— start Excerpted data —

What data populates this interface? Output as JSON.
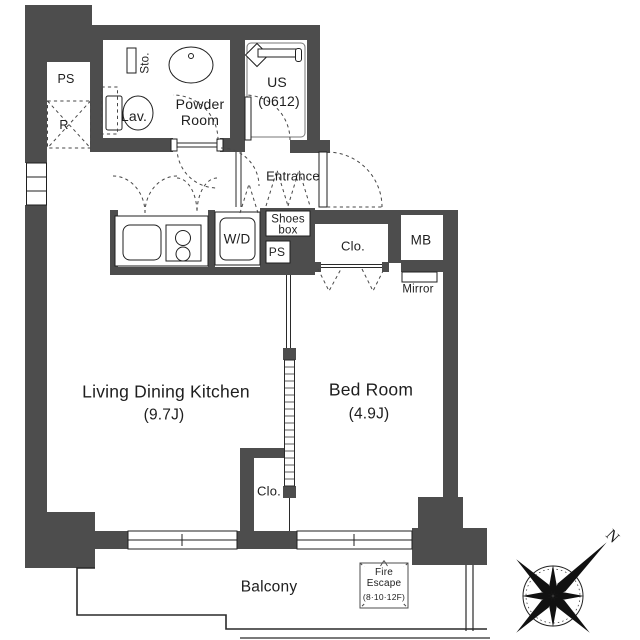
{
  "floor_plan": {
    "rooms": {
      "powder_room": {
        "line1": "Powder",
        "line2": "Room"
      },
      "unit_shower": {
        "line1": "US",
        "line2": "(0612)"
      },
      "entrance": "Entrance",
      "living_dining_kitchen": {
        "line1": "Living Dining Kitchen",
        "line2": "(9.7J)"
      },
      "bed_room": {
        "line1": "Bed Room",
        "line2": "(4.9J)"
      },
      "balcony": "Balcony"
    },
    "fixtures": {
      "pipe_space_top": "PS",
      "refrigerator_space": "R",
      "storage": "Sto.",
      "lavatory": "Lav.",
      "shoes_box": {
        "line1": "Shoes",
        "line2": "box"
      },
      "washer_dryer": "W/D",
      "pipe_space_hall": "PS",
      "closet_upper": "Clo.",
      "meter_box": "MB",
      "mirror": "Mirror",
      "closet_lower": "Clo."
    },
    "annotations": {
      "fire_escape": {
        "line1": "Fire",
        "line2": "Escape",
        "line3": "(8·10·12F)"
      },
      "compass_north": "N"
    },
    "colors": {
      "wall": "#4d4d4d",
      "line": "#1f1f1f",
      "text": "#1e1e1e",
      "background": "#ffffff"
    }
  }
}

— end Excerpted data —

To do:
Send back the data above word for word, with the pictures left out.

Answer to this task:
What data populates this interface? Output as JSON.
{
  "floor_plan": {
    "rooms": {
      "powder_room": {
        "line1": "Powder",
        "line2": "Room"
      },
      "unit_shower": {
        "line1": "US",
        "line2": "(0612)"
      },
      "entrance": "Entrance",
      "living_dining_kitchen": {
        "line1": "Living Dining Kitchen",
        "line2": "(9.7J)"
      },
      "bed_room": {
        "line1": "Bed Room",
        "line2": "(4.9J)"
      },
      "balcony": "Balcony"
    },
    "fixtures": {
      "pipe_space_top": "PS",
      "refrigerator_space": "R",
      "storage": "Sto.",
      "lavatory": "Lav.",
      "shoes_box": {
        "line1": "Shoes",
        "line2": "box"
      },
      "washer_dryer": "W/D",
      "pipe_space_hall": "PS",
      "closet_upper": "Clo.",
      "meter_box": "MB",
      "mirror": "Mirror",
      "closet_lower": "Clo."
    },
    "annotations": {
      "fire_escape": {
        "line1": "Fire",
        "line2": "Escape",
        "line3": "(8·10·12F)"
      },
      "compass_north": "N"
    },
    "colors": {
      "wall": "#4d4d4d",
      "line": "#1f1f1f",
      "text": "#1e1e1e",
      "background": "#ffffff"
    }
  }
}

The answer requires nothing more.